- _WRITTEN INSTRUCTION_
Count, in the entries, the lines with "部门工作人员". Answer with the number only.

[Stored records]
◇ ◇ ◇ ◇ ◇ ◇ ◇

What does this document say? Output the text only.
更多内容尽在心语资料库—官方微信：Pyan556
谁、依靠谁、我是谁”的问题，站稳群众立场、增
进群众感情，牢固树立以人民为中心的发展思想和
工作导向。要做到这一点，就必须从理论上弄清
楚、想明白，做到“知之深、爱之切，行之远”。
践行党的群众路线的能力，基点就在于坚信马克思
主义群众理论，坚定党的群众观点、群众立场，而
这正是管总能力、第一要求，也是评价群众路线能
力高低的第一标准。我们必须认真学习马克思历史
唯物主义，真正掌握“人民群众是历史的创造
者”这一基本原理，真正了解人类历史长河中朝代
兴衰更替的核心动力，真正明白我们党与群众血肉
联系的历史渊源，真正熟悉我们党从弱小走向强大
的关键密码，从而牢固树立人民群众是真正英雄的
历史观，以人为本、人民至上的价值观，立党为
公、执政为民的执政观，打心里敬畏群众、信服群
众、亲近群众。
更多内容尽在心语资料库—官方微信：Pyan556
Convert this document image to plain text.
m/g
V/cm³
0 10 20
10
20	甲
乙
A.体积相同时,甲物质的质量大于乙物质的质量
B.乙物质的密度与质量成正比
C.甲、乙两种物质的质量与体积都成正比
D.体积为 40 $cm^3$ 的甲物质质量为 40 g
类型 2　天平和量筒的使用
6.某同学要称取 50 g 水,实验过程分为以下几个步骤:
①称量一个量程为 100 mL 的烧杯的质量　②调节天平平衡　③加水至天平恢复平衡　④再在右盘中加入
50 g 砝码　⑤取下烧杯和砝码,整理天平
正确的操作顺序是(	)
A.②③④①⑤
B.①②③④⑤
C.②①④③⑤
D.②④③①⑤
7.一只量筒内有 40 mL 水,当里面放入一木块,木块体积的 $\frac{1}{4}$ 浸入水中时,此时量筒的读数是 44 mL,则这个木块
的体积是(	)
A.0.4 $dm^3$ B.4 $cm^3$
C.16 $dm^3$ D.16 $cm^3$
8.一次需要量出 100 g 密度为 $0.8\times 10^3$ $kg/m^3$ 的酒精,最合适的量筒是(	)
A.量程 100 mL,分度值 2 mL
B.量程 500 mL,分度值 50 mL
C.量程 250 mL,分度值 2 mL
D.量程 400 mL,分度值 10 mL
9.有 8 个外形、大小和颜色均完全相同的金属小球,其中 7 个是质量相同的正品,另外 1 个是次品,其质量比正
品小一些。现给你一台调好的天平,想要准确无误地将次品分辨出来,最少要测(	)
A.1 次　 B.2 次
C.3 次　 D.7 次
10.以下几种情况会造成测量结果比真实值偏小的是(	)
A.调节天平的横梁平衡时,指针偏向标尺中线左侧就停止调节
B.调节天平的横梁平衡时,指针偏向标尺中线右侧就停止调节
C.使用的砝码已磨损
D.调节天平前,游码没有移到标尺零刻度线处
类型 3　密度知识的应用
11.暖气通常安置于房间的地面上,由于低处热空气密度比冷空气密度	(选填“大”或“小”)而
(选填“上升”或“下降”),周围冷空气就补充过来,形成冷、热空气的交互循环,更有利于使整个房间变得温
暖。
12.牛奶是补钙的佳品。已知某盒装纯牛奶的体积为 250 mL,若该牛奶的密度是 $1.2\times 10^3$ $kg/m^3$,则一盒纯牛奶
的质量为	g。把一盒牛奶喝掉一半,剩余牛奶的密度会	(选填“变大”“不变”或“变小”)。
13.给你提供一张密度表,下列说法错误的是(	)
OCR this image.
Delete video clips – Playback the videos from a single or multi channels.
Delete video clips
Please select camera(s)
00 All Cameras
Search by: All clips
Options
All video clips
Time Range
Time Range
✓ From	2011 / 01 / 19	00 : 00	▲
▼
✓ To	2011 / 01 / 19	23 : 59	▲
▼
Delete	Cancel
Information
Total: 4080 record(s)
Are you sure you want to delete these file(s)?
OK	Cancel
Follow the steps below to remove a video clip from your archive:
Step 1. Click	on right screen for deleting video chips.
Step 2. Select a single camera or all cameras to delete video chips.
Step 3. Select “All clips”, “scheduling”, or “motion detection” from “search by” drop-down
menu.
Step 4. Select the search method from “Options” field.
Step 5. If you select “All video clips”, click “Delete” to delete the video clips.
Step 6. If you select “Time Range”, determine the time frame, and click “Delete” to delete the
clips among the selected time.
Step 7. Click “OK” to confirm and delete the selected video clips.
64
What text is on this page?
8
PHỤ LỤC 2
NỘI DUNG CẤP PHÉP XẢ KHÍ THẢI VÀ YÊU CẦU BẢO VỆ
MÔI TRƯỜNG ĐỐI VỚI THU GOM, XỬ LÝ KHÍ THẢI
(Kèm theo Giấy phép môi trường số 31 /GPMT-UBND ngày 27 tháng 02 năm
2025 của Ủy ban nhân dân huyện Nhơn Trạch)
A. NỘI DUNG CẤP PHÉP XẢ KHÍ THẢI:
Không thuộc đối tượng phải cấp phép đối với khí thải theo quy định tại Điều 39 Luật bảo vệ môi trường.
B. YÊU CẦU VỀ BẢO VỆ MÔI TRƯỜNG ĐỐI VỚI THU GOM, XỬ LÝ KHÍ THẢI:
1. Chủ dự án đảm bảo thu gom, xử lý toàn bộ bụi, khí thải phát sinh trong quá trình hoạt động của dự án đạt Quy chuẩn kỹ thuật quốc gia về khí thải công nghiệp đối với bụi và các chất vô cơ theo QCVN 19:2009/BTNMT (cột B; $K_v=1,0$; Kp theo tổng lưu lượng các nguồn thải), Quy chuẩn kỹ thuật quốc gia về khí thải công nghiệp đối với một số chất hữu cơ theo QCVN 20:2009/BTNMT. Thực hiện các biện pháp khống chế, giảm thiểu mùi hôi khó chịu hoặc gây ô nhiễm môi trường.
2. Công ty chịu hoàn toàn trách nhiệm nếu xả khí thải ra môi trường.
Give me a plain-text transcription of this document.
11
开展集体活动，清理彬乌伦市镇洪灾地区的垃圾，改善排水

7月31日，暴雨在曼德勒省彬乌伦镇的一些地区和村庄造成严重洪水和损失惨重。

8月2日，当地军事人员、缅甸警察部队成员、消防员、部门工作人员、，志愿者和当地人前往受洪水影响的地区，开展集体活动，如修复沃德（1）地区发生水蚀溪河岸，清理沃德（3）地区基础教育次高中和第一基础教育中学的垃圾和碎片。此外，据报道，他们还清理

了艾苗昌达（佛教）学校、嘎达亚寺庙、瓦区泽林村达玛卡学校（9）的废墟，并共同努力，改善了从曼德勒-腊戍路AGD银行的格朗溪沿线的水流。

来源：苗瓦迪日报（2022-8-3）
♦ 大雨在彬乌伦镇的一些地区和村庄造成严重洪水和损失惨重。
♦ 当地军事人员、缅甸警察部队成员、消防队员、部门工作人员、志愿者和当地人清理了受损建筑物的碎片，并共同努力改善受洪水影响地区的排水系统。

◇ ◇ ◇ ◇ ◇ ◇ ◇

- _ANSWER TO THE TASK_
2